(Figure content listings)
+ + +

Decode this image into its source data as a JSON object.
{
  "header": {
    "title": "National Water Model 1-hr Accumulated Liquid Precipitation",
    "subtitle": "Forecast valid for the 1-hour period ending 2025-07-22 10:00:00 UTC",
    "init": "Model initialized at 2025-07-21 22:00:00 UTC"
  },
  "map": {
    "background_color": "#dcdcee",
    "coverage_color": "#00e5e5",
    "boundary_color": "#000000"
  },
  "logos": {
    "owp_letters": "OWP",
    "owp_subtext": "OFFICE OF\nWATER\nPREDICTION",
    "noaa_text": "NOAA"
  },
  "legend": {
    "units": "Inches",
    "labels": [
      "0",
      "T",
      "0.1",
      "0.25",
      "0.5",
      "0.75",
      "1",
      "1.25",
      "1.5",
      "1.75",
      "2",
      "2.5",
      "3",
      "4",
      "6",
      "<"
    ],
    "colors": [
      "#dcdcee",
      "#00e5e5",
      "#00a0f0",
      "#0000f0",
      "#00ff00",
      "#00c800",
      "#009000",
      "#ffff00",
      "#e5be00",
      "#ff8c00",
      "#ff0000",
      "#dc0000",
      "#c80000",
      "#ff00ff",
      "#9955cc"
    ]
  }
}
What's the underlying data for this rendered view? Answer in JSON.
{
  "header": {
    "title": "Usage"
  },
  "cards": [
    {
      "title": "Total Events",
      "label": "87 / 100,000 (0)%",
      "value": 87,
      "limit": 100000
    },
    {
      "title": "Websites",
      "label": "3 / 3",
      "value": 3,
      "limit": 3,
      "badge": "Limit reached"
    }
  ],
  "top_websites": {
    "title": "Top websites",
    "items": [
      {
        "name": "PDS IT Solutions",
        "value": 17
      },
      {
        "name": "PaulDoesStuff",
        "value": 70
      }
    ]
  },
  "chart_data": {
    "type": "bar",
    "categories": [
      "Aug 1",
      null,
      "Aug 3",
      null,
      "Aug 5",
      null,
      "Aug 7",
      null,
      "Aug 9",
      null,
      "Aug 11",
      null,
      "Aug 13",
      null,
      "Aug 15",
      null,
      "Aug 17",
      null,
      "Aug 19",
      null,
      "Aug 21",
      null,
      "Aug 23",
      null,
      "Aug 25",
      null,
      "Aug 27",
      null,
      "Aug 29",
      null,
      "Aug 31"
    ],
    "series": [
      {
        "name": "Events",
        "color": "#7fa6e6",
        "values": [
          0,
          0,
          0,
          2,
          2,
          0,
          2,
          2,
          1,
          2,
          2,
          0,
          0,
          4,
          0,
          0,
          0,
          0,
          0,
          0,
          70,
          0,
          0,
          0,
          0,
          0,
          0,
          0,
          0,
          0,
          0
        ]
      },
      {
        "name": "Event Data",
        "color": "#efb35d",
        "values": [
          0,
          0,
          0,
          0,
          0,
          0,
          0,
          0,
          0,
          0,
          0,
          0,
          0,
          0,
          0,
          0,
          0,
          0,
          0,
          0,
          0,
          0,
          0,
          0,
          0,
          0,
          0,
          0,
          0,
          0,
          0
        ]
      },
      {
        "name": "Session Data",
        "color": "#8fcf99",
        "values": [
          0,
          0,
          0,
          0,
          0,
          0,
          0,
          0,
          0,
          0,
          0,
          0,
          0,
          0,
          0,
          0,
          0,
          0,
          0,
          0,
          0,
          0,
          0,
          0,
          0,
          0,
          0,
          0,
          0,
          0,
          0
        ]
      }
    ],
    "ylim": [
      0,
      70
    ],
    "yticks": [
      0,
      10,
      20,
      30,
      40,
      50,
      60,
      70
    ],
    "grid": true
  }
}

+ + +

▶ [Given instruction] Answer only with how many lines in the records include "JSON".

▶ [Solution to the exercise] 2